- [Direction] Report every line in the records below that contains the string "site".

- [The records]
* start *
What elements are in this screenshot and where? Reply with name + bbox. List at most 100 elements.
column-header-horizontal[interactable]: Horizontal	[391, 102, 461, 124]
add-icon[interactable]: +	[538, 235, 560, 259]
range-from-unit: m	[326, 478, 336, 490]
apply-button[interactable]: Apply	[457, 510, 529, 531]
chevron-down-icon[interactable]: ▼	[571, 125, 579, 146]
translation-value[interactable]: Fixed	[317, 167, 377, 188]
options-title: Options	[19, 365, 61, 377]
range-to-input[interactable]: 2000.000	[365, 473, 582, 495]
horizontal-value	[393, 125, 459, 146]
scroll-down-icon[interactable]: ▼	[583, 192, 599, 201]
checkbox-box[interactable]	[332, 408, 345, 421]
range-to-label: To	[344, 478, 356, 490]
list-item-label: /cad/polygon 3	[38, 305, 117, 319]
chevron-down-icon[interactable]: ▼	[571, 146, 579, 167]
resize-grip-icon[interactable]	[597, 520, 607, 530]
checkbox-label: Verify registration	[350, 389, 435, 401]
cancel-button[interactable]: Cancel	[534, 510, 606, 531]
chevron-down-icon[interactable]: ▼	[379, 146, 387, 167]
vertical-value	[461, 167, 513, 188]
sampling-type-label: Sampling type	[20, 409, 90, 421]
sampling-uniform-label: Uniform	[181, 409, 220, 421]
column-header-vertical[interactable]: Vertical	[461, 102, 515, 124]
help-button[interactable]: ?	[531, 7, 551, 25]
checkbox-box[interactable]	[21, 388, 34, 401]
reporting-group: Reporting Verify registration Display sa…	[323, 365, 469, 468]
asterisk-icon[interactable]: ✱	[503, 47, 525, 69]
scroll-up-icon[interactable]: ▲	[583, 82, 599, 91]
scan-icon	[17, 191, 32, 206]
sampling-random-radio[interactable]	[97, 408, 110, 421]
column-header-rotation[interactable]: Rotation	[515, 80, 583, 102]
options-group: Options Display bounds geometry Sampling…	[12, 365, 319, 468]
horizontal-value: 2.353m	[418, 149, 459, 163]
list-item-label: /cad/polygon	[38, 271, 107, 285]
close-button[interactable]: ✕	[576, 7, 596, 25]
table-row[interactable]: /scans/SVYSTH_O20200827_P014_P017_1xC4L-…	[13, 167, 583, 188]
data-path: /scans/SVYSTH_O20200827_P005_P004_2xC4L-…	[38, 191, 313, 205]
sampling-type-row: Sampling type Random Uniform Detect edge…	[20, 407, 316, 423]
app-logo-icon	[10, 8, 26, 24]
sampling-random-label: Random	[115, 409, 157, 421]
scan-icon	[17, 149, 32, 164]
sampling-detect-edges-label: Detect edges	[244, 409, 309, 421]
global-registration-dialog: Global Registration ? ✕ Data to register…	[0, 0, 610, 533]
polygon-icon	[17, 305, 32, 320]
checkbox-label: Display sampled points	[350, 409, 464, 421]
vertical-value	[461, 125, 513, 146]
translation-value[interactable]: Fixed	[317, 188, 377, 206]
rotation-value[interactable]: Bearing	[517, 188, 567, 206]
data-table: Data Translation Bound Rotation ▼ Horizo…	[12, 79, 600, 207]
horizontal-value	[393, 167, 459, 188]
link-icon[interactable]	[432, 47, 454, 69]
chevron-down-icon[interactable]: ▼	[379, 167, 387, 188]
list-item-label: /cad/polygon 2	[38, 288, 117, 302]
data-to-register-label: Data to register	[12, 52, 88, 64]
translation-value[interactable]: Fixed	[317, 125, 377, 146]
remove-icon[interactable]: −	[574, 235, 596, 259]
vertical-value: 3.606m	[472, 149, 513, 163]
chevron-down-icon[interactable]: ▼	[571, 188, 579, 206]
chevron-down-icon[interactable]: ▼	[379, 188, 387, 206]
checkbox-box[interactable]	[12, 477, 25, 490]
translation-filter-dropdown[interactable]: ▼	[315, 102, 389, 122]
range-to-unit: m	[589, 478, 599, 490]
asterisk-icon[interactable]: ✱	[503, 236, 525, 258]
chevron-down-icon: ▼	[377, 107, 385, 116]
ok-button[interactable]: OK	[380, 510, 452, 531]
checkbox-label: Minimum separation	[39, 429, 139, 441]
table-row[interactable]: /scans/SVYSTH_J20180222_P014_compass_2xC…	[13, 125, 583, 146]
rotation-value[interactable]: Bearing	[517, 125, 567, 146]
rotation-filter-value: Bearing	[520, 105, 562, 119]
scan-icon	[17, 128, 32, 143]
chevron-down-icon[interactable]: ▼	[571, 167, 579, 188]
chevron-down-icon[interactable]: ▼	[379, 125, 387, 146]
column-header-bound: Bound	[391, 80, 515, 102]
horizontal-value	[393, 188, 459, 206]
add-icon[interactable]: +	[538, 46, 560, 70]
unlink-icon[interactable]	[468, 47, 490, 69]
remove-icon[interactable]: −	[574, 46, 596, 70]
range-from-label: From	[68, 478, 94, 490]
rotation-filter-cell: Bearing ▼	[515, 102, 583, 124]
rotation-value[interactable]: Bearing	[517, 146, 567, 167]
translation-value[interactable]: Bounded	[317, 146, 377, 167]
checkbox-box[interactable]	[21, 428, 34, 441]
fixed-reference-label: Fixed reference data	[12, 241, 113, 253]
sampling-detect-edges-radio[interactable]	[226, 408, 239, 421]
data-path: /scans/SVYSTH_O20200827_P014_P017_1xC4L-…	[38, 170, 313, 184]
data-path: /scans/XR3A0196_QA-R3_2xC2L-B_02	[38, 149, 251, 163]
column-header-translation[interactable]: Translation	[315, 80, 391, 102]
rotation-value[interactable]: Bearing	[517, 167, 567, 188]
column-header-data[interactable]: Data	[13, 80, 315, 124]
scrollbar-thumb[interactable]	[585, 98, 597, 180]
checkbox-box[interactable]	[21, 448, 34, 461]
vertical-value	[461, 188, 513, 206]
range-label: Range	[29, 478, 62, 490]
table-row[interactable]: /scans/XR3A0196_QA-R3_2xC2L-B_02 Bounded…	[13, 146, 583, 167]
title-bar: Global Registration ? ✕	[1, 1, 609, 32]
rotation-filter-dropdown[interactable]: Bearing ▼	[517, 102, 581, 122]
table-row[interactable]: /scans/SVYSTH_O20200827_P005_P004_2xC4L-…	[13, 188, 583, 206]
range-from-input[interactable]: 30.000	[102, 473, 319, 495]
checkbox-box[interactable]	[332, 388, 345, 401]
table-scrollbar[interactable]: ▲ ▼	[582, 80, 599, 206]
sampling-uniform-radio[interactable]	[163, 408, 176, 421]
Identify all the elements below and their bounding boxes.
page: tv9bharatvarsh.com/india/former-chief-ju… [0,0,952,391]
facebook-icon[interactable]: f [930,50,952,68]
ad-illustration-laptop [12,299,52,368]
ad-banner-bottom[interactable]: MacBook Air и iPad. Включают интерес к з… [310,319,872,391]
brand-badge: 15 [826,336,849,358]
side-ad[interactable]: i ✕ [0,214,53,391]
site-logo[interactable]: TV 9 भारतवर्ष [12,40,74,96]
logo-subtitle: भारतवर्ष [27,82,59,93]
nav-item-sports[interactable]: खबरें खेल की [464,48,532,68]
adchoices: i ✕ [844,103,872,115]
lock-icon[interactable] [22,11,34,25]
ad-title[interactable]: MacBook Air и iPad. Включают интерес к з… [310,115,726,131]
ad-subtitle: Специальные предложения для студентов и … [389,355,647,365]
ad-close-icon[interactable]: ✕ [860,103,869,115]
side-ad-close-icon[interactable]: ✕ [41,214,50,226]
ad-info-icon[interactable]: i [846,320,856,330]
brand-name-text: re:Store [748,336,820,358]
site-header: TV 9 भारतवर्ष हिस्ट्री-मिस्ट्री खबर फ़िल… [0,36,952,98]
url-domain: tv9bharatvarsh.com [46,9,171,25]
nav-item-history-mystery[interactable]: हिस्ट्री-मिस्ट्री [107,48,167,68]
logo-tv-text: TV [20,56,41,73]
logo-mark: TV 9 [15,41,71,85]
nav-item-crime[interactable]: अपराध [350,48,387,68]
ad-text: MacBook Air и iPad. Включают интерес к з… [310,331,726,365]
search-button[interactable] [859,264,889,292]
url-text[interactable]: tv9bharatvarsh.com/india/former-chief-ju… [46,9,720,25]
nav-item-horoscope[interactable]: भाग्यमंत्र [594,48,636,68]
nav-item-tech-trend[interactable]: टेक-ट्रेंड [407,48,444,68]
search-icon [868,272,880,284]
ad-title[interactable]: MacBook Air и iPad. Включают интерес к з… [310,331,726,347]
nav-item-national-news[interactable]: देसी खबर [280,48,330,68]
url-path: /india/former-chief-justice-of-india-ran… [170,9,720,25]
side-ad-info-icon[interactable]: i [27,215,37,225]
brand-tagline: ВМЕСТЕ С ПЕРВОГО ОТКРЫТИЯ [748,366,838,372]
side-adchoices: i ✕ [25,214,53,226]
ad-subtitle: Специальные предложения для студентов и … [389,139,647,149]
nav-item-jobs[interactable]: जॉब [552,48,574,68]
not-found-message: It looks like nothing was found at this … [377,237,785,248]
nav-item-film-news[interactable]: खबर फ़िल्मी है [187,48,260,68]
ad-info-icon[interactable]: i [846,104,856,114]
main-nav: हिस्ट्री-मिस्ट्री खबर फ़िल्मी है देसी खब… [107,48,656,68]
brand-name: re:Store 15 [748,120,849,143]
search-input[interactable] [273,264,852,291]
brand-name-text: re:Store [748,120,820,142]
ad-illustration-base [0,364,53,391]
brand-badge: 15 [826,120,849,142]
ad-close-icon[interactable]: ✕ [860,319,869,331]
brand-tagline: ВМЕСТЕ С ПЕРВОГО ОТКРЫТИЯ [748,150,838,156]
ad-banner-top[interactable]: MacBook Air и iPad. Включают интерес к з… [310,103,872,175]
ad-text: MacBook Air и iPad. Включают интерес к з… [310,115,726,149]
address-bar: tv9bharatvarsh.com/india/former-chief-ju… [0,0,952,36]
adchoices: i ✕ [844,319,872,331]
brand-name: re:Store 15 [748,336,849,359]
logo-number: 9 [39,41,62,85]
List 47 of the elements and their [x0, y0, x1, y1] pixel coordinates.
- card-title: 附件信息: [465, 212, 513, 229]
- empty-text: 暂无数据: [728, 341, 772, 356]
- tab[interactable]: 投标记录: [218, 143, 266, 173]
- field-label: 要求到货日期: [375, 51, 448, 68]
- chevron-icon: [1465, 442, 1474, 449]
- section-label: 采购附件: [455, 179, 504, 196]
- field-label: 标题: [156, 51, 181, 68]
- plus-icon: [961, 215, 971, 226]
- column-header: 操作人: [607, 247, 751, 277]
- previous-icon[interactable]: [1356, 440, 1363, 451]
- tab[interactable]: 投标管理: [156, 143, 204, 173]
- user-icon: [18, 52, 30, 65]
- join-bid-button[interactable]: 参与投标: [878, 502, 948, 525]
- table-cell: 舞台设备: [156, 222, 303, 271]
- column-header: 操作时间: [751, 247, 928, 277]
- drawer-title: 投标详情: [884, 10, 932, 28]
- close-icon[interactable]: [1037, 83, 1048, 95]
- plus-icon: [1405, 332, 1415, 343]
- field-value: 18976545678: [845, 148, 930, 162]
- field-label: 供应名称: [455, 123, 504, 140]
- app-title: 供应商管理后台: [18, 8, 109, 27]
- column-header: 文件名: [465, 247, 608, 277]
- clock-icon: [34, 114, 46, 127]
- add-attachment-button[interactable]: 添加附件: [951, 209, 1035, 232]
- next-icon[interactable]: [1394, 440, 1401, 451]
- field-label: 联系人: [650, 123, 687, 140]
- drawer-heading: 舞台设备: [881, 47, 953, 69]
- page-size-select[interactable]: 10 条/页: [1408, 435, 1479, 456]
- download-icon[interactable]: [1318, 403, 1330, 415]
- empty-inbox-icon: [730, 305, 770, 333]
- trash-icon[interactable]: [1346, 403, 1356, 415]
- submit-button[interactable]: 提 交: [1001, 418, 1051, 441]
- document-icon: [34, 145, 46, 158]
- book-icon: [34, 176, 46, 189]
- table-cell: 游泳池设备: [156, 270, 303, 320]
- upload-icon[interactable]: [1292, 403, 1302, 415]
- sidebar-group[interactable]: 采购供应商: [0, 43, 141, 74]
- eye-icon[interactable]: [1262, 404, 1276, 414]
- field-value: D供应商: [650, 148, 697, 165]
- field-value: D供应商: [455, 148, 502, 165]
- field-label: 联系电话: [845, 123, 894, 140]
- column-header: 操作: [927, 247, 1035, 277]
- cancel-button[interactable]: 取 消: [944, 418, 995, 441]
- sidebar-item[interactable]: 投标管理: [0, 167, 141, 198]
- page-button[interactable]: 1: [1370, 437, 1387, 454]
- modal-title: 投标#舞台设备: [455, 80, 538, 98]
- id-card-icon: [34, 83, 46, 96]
* end *
- [Task solution]
site-logo[interactable]: TV 9 भारतवर्ष [12,40,74,96]
site-header: TV 9 भारतवर्ष हिस्ट्री-मिस्ट्री खबर फ़िल… [0,36,952,98]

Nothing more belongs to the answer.